Assemble all lines in which the string "name" appears.

— start Task input —

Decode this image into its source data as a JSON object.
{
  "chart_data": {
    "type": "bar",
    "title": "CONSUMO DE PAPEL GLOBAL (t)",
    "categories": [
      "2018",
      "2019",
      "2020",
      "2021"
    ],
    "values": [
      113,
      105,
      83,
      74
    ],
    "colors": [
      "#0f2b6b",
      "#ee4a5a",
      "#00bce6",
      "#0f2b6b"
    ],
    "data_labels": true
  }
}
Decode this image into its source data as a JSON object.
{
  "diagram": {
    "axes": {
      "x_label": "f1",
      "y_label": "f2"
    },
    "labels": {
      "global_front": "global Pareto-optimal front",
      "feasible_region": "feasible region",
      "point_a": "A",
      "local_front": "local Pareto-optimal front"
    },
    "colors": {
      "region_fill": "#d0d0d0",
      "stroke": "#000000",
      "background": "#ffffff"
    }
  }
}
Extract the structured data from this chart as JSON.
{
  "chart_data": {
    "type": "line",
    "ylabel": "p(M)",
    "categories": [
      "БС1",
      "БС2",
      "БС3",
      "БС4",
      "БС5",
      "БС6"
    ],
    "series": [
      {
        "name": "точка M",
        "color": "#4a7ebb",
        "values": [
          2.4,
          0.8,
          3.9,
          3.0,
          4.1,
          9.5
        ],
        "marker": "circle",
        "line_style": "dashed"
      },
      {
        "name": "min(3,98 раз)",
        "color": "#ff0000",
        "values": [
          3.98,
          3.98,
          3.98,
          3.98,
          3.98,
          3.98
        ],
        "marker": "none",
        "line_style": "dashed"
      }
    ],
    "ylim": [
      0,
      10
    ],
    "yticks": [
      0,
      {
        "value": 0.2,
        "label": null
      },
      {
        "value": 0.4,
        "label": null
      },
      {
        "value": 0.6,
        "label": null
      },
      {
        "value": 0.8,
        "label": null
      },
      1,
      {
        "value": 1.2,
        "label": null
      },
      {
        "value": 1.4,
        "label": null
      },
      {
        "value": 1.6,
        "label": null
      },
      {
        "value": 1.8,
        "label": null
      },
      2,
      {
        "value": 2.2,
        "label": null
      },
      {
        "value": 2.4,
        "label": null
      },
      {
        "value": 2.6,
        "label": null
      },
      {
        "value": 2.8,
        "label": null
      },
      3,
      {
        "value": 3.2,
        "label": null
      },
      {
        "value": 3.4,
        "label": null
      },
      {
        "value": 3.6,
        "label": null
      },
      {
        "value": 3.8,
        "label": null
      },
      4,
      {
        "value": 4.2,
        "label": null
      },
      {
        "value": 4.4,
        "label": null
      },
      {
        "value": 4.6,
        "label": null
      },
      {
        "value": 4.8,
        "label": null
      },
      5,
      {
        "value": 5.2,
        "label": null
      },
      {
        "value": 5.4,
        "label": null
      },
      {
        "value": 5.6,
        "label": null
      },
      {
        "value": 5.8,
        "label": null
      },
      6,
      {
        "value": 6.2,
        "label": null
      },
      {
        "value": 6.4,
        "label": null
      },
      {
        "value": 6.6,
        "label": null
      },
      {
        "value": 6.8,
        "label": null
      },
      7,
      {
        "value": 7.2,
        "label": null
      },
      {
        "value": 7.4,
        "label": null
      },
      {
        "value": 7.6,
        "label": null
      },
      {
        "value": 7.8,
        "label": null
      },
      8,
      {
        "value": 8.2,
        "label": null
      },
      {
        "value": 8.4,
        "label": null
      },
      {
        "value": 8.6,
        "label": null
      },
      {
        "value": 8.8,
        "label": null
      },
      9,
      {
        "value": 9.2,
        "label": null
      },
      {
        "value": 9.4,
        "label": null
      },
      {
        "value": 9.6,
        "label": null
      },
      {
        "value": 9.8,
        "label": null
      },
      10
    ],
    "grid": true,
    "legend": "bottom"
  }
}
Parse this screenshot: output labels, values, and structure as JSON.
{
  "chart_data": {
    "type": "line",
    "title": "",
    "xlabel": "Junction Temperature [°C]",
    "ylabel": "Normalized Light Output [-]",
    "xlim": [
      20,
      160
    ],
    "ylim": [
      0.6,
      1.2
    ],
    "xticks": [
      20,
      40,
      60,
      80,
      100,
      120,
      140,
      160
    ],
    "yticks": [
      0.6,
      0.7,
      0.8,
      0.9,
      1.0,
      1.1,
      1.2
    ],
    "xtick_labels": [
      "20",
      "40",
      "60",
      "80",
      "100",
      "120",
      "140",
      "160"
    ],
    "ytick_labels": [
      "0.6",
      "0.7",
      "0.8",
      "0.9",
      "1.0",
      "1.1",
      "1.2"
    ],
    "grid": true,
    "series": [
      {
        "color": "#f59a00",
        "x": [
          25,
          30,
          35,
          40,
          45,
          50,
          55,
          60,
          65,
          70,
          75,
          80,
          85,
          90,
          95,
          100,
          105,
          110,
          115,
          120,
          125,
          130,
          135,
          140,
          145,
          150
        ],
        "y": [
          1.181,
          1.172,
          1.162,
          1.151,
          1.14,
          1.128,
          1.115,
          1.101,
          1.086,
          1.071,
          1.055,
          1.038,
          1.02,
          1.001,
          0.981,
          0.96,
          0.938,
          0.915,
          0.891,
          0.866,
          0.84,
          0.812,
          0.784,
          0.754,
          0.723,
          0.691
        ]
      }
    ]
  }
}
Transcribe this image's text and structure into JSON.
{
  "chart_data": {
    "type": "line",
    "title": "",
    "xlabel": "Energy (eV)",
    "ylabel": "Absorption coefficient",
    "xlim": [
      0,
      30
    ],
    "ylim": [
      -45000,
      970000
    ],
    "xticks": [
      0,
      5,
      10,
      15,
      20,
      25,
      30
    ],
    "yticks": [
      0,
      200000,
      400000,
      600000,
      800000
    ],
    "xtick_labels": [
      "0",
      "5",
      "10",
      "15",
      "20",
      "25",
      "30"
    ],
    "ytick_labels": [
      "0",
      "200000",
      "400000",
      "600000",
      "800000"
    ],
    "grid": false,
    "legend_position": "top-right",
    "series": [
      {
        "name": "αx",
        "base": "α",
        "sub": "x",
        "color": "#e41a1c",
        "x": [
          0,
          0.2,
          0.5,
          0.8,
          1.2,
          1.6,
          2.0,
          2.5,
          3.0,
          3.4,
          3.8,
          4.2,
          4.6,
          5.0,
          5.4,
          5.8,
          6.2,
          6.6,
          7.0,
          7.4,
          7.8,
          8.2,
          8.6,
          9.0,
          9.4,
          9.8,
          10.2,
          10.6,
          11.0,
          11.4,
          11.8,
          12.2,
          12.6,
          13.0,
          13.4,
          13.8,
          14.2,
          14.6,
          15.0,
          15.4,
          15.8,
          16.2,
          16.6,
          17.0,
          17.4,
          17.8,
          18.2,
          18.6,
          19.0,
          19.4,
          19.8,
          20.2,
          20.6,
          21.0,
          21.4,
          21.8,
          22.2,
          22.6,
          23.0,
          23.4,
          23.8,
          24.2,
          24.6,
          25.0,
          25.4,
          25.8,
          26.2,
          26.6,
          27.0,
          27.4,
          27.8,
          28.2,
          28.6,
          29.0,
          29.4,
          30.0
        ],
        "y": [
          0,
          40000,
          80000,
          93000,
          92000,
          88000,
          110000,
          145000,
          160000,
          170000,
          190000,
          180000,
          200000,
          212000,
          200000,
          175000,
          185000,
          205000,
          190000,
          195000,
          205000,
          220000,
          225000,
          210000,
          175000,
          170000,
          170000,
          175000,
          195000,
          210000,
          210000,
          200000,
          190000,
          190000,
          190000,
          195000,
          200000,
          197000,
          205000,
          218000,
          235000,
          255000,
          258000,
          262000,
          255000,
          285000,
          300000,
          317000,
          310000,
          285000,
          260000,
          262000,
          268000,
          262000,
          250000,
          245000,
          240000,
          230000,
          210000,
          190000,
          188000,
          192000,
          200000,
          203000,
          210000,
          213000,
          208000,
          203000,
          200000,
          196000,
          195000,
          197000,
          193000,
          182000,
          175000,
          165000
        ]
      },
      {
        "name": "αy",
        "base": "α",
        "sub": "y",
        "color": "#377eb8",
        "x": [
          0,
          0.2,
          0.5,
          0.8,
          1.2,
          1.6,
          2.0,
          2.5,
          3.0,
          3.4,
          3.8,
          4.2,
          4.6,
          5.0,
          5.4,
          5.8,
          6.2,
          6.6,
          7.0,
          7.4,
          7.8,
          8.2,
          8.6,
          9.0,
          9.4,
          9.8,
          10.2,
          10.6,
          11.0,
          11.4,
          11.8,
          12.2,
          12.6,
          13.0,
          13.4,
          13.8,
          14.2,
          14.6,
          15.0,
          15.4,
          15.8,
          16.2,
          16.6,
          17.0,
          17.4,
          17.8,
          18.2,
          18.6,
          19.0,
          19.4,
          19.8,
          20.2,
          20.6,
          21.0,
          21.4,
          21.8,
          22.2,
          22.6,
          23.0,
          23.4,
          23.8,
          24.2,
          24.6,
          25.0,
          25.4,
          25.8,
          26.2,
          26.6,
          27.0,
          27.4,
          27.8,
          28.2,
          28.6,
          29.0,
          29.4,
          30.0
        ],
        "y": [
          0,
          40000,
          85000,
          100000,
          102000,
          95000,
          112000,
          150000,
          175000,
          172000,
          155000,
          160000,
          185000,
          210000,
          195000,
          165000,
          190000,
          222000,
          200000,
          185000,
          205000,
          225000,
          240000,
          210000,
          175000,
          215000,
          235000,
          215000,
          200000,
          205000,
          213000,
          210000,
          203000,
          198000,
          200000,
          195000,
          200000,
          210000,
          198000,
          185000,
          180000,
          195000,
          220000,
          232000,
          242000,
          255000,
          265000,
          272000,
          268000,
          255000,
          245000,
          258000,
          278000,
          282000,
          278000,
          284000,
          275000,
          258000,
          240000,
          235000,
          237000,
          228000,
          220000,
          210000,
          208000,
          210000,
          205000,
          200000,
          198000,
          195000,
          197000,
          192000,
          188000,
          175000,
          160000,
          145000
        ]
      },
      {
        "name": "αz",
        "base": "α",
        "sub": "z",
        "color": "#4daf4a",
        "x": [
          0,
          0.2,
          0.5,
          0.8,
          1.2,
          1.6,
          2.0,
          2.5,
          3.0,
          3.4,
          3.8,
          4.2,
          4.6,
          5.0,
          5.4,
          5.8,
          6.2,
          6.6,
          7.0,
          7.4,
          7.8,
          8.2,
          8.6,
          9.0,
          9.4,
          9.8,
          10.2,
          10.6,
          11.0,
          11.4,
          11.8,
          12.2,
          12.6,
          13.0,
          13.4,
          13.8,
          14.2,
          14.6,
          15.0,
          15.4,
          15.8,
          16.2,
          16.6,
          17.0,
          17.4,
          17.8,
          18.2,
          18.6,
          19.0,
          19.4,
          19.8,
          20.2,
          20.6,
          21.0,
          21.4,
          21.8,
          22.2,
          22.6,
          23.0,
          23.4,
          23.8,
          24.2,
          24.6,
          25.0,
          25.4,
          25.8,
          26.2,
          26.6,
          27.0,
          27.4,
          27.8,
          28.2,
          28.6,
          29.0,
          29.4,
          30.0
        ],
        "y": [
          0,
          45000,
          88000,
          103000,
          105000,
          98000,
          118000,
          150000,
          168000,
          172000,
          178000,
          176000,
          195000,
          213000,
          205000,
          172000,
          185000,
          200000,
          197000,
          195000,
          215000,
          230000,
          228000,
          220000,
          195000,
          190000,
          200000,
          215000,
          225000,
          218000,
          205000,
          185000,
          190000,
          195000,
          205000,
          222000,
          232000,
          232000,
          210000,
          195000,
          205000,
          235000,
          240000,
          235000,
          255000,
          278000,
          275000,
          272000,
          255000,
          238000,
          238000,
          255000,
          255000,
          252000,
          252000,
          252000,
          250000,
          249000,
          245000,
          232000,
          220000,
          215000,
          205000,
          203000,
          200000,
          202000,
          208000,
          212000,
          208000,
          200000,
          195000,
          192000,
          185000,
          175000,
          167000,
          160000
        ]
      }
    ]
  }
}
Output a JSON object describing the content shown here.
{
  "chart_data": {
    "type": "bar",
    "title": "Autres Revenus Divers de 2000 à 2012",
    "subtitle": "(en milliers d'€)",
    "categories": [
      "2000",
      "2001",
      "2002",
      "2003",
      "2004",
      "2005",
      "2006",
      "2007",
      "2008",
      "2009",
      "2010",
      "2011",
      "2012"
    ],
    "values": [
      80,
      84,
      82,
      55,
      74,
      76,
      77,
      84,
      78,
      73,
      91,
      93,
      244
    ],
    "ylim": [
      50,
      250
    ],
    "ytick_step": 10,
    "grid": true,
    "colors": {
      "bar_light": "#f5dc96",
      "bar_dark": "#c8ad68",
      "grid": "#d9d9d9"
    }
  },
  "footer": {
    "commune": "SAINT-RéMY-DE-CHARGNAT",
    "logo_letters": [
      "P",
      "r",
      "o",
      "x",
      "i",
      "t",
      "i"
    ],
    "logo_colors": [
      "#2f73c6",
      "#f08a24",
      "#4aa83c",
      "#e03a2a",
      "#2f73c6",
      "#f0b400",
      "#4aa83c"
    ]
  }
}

— end Task input —

#### [Solution to the problem]
        "name": "точка M",
        "name": "min(3,98 раз)",
        "name": "αx",
        "name": "αy",
        "name": "αz",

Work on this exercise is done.